**** RECORDS PROVIDED

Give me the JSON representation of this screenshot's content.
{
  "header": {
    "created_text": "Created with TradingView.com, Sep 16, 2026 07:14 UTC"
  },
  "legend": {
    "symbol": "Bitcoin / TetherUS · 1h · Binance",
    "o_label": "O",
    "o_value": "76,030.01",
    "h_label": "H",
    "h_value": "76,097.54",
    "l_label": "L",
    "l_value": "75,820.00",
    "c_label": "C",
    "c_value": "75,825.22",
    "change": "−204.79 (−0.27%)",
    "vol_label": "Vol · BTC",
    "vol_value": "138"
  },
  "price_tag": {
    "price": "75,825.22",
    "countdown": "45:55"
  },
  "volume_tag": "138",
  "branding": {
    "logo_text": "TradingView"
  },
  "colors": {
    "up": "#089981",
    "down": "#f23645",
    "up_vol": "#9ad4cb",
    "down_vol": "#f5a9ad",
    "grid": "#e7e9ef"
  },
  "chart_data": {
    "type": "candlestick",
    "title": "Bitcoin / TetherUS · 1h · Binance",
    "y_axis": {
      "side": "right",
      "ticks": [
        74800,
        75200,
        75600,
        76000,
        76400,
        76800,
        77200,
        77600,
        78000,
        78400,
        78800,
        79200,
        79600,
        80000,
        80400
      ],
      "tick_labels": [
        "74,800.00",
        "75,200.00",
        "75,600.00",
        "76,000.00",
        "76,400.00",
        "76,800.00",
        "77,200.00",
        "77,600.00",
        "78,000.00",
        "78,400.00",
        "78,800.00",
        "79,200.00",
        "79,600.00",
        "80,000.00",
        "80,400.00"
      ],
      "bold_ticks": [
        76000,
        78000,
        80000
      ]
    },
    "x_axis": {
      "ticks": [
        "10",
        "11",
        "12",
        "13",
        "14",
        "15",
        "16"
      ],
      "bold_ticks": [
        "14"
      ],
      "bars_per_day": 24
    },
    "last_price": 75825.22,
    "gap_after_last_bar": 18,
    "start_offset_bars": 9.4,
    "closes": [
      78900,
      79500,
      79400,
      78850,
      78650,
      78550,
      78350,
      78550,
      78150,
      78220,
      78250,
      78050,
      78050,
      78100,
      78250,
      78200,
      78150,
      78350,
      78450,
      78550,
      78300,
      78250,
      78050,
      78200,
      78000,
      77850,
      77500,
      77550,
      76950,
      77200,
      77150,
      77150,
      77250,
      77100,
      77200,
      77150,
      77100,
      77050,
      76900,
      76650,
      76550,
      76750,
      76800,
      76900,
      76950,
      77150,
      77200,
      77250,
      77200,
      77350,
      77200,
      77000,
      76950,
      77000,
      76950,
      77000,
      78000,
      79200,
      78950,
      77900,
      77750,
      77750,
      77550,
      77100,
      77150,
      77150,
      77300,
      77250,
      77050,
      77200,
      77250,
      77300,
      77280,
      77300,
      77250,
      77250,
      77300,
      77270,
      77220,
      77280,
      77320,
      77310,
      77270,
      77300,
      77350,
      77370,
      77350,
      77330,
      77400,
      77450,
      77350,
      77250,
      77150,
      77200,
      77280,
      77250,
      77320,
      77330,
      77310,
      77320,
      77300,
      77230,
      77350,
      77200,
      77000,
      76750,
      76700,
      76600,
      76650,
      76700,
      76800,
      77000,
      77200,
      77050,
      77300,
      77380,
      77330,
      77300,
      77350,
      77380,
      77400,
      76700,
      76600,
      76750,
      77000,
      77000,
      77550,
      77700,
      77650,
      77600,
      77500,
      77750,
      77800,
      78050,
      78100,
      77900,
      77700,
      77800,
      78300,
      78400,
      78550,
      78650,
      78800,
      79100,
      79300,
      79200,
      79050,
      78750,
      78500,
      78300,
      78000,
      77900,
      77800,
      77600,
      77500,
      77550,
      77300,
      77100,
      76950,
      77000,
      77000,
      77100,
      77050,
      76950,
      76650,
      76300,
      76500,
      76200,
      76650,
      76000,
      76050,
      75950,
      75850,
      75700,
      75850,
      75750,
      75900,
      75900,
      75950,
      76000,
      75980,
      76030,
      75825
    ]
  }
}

********

GIVEN EXERCISE: In the entries above, find every line holding the word "Bitcoin" and copy it out.

THE RESPONSE:
    "symbol": "Bitcoin / TetherUS · 1h · Binance",
    "title": "Bitcoin / TetherUS · 1h · Binance",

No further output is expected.